(Items from a dataset)

= = = = =

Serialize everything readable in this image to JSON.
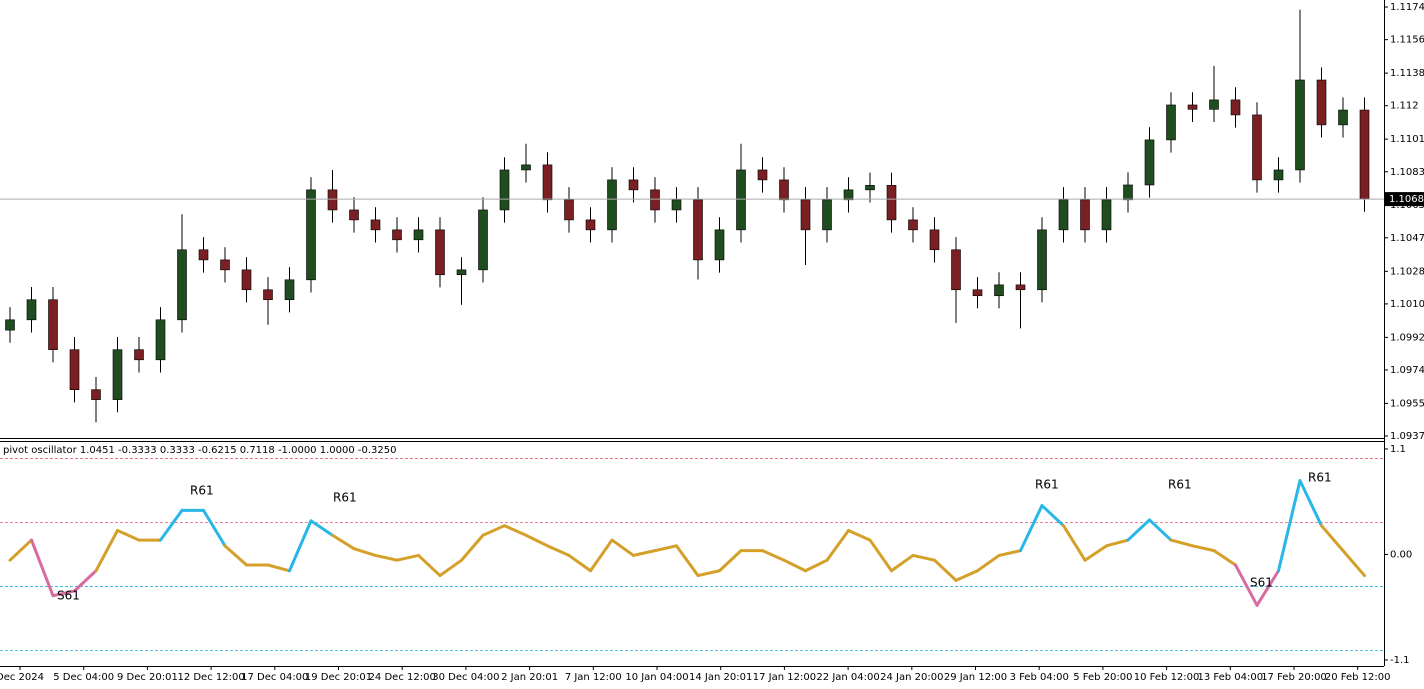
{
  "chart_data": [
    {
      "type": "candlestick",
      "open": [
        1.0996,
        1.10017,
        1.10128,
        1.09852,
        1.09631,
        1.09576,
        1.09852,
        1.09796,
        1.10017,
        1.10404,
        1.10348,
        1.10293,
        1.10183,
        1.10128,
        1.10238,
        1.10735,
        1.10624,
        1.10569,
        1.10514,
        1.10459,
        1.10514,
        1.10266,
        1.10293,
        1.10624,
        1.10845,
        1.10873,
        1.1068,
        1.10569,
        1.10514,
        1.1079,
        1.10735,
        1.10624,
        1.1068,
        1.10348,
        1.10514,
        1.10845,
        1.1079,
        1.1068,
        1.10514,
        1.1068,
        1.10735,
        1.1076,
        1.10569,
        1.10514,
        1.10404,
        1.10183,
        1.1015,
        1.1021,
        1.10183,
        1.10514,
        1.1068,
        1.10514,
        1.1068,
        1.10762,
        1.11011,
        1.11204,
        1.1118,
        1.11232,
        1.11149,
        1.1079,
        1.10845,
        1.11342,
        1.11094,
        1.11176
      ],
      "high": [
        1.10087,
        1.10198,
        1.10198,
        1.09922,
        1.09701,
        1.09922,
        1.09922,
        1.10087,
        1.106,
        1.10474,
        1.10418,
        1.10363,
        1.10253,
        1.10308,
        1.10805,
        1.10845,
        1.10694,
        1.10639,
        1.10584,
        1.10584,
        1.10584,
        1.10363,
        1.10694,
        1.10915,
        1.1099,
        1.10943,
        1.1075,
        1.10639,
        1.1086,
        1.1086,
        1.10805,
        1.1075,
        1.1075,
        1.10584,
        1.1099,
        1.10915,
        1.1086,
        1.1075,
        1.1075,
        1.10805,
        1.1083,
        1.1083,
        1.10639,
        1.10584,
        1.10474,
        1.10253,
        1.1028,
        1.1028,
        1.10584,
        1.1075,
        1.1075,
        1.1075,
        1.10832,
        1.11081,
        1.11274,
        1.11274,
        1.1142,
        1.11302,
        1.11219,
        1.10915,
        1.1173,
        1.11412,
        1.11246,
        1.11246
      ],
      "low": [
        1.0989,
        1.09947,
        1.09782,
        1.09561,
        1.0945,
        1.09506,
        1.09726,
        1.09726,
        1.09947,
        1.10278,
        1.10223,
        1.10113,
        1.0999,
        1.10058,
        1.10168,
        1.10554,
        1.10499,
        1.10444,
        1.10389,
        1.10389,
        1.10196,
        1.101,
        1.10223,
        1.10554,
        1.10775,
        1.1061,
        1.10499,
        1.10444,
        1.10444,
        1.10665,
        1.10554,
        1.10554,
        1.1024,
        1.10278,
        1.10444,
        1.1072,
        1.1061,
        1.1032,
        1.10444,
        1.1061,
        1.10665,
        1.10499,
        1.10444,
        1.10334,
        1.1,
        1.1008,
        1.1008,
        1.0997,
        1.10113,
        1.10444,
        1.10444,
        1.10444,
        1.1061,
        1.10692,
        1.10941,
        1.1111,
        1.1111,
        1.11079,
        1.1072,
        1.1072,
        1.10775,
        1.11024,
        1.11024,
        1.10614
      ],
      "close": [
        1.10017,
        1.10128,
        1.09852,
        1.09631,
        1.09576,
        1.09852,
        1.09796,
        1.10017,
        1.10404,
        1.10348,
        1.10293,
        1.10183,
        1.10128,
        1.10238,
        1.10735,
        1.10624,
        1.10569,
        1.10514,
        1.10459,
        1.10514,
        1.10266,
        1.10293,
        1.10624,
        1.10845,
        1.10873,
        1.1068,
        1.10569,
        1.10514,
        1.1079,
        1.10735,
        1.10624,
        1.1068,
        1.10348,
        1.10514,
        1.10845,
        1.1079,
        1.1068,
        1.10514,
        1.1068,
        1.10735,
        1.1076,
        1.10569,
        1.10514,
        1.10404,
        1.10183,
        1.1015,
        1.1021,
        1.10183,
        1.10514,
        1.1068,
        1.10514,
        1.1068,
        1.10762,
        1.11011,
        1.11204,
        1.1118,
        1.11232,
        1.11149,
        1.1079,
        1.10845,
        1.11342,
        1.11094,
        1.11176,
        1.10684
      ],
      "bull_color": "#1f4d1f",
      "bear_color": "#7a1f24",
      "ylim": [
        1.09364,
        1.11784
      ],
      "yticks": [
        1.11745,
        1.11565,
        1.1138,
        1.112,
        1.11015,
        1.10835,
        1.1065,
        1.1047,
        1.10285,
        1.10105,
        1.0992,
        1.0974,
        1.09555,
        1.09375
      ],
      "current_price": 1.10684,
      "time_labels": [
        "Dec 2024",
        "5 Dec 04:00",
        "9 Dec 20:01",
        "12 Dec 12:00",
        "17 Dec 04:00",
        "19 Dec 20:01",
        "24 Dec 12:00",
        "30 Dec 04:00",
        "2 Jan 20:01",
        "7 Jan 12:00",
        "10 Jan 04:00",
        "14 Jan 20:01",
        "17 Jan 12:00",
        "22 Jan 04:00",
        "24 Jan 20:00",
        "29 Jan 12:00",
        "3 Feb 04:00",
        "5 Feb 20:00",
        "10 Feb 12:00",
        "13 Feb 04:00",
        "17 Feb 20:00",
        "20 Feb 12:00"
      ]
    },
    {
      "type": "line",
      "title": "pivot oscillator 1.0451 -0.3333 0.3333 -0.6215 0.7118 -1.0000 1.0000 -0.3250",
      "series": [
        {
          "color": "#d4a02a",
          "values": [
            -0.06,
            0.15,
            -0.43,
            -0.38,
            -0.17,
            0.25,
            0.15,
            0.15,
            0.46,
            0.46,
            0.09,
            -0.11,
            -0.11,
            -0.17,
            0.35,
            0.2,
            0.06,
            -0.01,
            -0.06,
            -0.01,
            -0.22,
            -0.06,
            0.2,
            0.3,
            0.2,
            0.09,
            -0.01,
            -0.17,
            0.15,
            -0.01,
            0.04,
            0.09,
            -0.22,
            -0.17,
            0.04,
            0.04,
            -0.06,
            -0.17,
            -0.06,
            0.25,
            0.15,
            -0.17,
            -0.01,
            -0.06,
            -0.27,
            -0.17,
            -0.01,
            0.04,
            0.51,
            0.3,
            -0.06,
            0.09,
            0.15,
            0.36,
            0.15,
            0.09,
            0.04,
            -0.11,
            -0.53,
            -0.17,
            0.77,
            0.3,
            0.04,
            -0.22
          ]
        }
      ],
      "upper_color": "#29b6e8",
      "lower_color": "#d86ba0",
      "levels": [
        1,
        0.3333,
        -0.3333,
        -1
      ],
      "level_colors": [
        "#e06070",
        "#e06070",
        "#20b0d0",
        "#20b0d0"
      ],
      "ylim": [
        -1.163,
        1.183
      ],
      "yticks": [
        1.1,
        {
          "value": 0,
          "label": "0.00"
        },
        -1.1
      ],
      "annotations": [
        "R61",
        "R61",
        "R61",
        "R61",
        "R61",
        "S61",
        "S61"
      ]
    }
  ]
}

= = = = =

### PROBLEM STATEMENT
Return the whole listing, word for word, and leave out every picture.

### OUTPUT
Serialize everything readable in this image to JSON.
{
  "chart_data": [
    {
      "type": "candlestick",
      "open": [
        1.0996,
        1.10017,
        1.10128,
        1.09852,
        1.09631,
        1.09576,
        1.09852,
        1.09796,
        1.10017,
        1.10404,
        1.10348,
        1.10293,
        1.10183,
        1.10128,
        1.10238,
        1.10735,
        1.10624,
        1.10569,
        1.10514,
        1.10459,
        1.10514,
        1.10266,
        1.10293,
        1.10624,
        1.10845,
        1.10873,
        1.1068,
        1.10569,
        1.10514,
        1.1079,
        1.10735,
        1.10624,
        1.1068,
        1.10348,
        1.10514,
        1.10845,
        1.1079,
        1.1068,
        1.10514,
        1.1068,
        1.10735,
        1.1076,
        1.10569,
        1.10514,
        1.10404,
        1.10183,
        1.1015,
        1.1021,
        1.10183,
        1.10514,
        1.1068,
        1.10514,
        1.1068,
        1.10762,
        1.11011,
        1.11204,
        1.1118,
        1.11232,
        1.11149,
        1.1079,
        1.10845,
        1.11342,
        1.11094,
        1.11176
      ],
      "high": [
        1.10087,
        1.10198,
        1.10198,
        1.09922,
        1.09701,
        1.09922,
        1.09922,
        1.10087,
        1.106,
        1.10474,
        1.10418,
        1.10363,
        1.10253,
        1.10308,
        1.10805,
        1.10845,
        1.10694,
        1.10639,
        1.10584,
        1.10584,
        1.10584,
        1.10363,
        1.10694,
        1.10915,
        1.1099,
        1.10943,
        1.1075,
        1.10639,
        1.1086,
        1.1086,
        1.10805,
        1.1075,
        1.1075,
        1.10584,
        1.1099,
        1.10915,
        1.1086,
        1.1075,
        1.1075,
        1.10805,
        1.1083,
        1.1083,
        1.10639,
        1.10584,
        1.10474,
        1.10253,
        1.1028,
        1.1028,
        1.10584,
        1.1075,
        1.1075,
        1.1075,
        1.10832,
        1.11081,
        1.11274,
        1.11274,
        1.1142,
        1.11302,
        1.11219,
        1.10915,
        1.1173,
        1.11412,
        1.11246,
        1.11246
      ],
      "low": [
        1.0989,
        1.09947,
        1.09782,
        1.09561,
        1.0945,
        1.09506,
        1.09726,
        1.09726,
        1.09947,
        1.10278,
        1.10223,
        1.10113,
        1.0999,
        1.10058,
        1.10168,
        1.10554,
        1.10499,
        1.10444,
        1.10389,
        1.10389,
        1.10196,
        1.101,
        1.10223,
        1.10554,
        1.10775,
        1.1061,
        1.10499,
        1.10444,
        1.10444,
        1.10665,
        1.10554,
        1.10554,
        1.1024,
        1.10278,
        1.10444,
        1.1072,
        1.1061,
        1.1032,
        1.10444,
        1.1061,
        1.10665,
        1.10499,
        1.10444,
        1.10334,
        1.1,
        1.1008,
        1.1008,
        1.0997,
        1.10113,
        1.10444,
        1.10444,
        1.10444,
        1.1061,
        1.10692,
        1.10941,
        1.1111,
        1.1111,
        1.11079,
        1.1072,
        1.1072,
        1.10775,
        1.11024,
        1.11024,
        1.10614
      ],
      "close": [
        1.10017,
        1.10128,
        1.09852,
        1.09631,
        1.09576,
        1.09852,
        1.09796,
        1.10017,
        1.10404,
        1.10348,
        1.10293,
        1.10183,
        1.10128,
        1.10238,
        1.10735,
        1.10624,
        1.10569,
        1.10514,
        1.10459,
        1.10514,
        1.10266,
        1.10293,
        1.10624,
        1.10845,
        1.10873,
        1.1068,
        1.10569,
        1.10514,
        1.1079,
        1.10735,
        1.10624,
        1.1068,
        1.10348,
        1.10514,
        1.10845,
        1.1079,
        1.1068,
        1.10514,
        1.1068,
        1.10735,
        1.1076,
        1.10569,
        1.10514,
        1.10404,
        1.10183,
        1.1015,
        1.1021,
        1.10183,
        1.10514,
        1.1068,
        1.10514,
        1.1068,
        1.10762,
        1.11011,
        1.11204,
        1.1118,
        1.11232,
        1.11149,
        1.1079,
        1.10845,
        1.11342,
        1.11094,
        1.11176,
        1.10684
      ],
      "bull_color": "#1f4d1f",
      "bear_color": "#7a1f24",
      "ylim": [
        1.09364,
        1.11784
      ],
      "yticks": [
        1.11745,
        1.11565,
        1.1138,
        1.112,
        1.11015,
        1.10835,
        1.1065,
        1.1047,
        1.10285,
        1.10105,
        1.0992,
        1.0974,
        1.09555,
        1.09375
      ],
      "current_price": 1.10684,
      "time_labels": [
        "Dec 2024",
        "5 Dec 04:00",
        "9 Dec 20:01",
        "12 Dec 12:00",
        "17 Dec 04:00",
        "19 Dec 20:01",
        "24 Dec 12:00",
        "30 Dec 04:00",
        "2 Jan 20:01",
        "7 Jan 12:00",
        "10 Jan 04:00",
        "14 Jan 20:01",
        "17 Jan 12:00",
        "22 Jan 04:00",
        "24 Jan 20:00",
        "29 Jan 12:00",
        "3 Feb 04:00",
        "5 Feb 20:00",
        "10 Feb 12:00",
        "13 Feb 04:00",
        "17 Feb 20:00",
        "20 Feb 12:00"
      ]
    },
    {
      "type": "line",
      "title": "pivot oscillator 1.0451 -0.3333 0.3333 -0.6215 0.7118 -1.0000 1.0000 -0.3250",
      "series": [
        {
          "color": "#d4a02a",
          "values": [
            -0.06,
            0.15,
            -0.43,
            -0.38,
            -0.17,
            0.25,
            0.15,
            0.15,
            0.46,
            0.46,
            0.09,
            -0.11,
            -0.11,
            -0.17,
            0.35,
            0.2,
            0.06,
            -0.01,
            -0.06,
            -0.01,
            -0.22,
            -0.06,
            0.2,
            0.3,
            0.2,
            0.09,
            -0.01,
            -0.17,
            0.15,
            -0.01,
            0.04,
            0.09,
            -0.22,
            -0.17,
            0.04,
            0.04,
            -0.06,
            -0.17,
            -0.06,
            0.25,
            0.15,
            -0.17,
            -0.01,
            -0.06,
            -0.27,
            -0.17,
            -0.01,
            0.04,
            0.51,
            0.3,
            -0.06,
            0.09,
            0.15,
            0.36,
            0.15,
            0.09,
            0.04,
            -0.11,
            -0.53,
            -0.17,
            0.77,
            0.3,
            0.04,
            -0.22
          ]
        }
      ],
      "upper_color": "#29b6e8",
      "lower_color": "#d86ba0",
      "levels": [
        1,
        0.3333,
        -0.3333,
        -1
      ],
      "level_colors": [
        "#e06070",
        "#e06070",
        "#20b0d0",
        "#20b0d0"
      ],
      "ylim": [
        -1.163,
        1.183
      ],
      "yticks": [
        1.1,
        {
          "value": 0,
          "label": "0.00"
        },
        -1.1
      ],
      "annotations": [
        "R61",
        "R61",
        "R61",
        "R61",
        "R61",
        "S61",
        "S61"
      ]
    }
  ]
}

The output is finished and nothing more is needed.